------ Extract

To assess the effect of cleft size on shoulder function in patients with a hypoechoic cleft at 6 months after rotator cuff repair surgery, the group was divided according to ultrasonography-measured hypoechoic cleft size at 6-month follow-up post rotator cuff repair surgery. The frequency distribution of retear rate and cleft size of the entire cohort showed fewer retears with cleft size smaller than 36 mm2 in contrast to cleft size larger than 36 mm2. Patients were allocated to the “small cleft” group if their hypoechoic cleft size was <36 mm2 (n = 18) or to the “large cleft” group if their hypoechoic cleft size was ≥36 mm2 (n = 7).

Cohort demographics

The mean hypoechoic cleft size was 18 ± 2.6 mm2 (range 3-35 mm2) in the small-cleft group, and 66 ± 11.7 mm2 (range 36-110 mm2) in the large-cleft group.

There were no statistically significant differences between the demographic characteristics of patients of the small-cleft group and the large-cleft group in the subgroup analysis (P > .05), for example, age, sex, preoperative tear size, operative factors, etc.

Retear rate

At an average of 21 months' follow-up, the small-cleft group had significantly fewer retears, 2 retears (11%, 2 of 18) compared to the large-cleft group, 4 retears (57%, 4 of 7) (P = .032) (Table II, Fig. 2). Retear was 5 times more likely to occur in the large cleft group than in the small cleft group (relative risk = 5.1).

Table II.

Retear rate: small cleft vs. large cleft

Intact Retear Total
Small cleft (<36 mm2) 16 2 18
Large cleft (≥36 mm2) 3 4 7
Total 19 6 25

Figure 2.

------------

Quote the rotator cuff excerpt from "Cohort demographics" up to and including "the large-cleft group.". The items come from a source other than the rotator cuff excerpt.

------ Study material

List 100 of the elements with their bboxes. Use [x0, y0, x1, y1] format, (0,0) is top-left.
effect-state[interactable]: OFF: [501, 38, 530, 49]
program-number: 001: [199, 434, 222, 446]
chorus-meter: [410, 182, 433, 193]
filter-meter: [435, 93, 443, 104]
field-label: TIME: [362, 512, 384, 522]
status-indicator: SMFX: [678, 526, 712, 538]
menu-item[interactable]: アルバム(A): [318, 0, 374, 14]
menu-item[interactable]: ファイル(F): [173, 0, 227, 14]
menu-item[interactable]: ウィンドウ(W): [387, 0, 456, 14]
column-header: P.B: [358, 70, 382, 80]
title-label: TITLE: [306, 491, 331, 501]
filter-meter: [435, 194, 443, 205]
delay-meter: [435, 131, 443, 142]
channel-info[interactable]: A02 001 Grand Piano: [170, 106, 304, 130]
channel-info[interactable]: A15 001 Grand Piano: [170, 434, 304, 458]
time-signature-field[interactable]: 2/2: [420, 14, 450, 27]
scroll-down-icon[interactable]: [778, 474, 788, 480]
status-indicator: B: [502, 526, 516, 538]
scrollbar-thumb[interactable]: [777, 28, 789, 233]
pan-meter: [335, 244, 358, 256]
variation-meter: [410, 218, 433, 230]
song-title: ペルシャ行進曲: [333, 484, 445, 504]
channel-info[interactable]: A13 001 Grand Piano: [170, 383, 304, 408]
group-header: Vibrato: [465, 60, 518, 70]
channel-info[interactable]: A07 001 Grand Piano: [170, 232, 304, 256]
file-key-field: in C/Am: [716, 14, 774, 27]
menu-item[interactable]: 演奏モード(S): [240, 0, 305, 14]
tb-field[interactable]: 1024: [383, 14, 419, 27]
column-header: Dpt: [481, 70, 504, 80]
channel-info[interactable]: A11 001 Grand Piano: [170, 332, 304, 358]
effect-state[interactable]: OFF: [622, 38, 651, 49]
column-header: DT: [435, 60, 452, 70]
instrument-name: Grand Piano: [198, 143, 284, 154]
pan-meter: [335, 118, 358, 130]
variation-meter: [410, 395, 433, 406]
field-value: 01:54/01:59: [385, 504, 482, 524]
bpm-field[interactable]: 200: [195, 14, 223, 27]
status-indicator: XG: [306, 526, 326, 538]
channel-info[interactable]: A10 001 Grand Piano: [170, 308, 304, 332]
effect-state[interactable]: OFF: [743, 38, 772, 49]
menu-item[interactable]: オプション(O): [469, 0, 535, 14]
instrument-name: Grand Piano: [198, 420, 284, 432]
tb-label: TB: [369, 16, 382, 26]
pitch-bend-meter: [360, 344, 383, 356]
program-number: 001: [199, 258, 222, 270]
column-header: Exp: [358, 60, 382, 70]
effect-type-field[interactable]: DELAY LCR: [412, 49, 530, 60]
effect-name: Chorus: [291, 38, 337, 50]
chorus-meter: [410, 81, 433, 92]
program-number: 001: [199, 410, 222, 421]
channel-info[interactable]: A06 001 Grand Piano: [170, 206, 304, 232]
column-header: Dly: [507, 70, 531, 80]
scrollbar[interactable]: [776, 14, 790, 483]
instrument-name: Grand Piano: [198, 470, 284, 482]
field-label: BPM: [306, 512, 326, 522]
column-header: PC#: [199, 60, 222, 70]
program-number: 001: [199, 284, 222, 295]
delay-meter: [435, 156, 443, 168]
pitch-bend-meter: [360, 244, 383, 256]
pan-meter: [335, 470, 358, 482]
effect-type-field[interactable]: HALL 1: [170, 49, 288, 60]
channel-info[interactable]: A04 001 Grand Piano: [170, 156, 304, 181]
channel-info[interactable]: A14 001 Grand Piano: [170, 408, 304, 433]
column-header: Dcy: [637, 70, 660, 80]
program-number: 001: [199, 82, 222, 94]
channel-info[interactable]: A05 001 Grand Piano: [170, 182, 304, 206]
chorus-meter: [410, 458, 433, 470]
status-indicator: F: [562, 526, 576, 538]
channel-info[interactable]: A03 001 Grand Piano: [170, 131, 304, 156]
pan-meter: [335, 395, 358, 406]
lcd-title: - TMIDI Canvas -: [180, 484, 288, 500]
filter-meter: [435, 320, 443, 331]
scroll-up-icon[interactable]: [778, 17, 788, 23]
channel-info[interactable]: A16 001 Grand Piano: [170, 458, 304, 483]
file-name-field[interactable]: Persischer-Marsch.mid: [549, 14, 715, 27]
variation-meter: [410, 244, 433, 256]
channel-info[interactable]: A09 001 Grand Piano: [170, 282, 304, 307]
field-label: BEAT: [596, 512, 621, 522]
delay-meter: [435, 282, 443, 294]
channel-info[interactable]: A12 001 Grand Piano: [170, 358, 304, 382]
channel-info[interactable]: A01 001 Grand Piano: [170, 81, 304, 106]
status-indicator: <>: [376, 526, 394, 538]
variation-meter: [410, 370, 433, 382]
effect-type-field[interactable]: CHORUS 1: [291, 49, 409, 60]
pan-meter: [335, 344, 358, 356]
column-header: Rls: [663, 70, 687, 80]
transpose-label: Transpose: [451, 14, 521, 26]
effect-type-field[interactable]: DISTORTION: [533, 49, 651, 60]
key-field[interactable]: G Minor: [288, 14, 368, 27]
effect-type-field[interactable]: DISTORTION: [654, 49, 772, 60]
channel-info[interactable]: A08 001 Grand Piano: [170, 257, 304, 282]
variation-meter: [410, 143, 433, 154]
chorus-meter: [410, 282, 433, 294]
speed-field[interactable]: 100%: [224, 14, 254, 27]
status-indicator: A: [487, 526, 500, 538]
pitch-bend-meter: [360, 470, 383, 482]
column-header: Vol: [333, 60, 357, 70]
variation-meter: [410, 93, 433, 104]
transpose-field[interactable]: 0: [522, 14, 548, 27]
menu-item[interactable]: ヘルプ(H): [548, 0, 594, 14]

------------

Your response:
Cohort demographics

The mean hypoechoic cleft size was 18 ± 2.6 mm2 (range 3-35 mm2) in the small-cleft group, and 66 ± 11.7 mm2 (range 36-110 mm2) in the large-cleft group.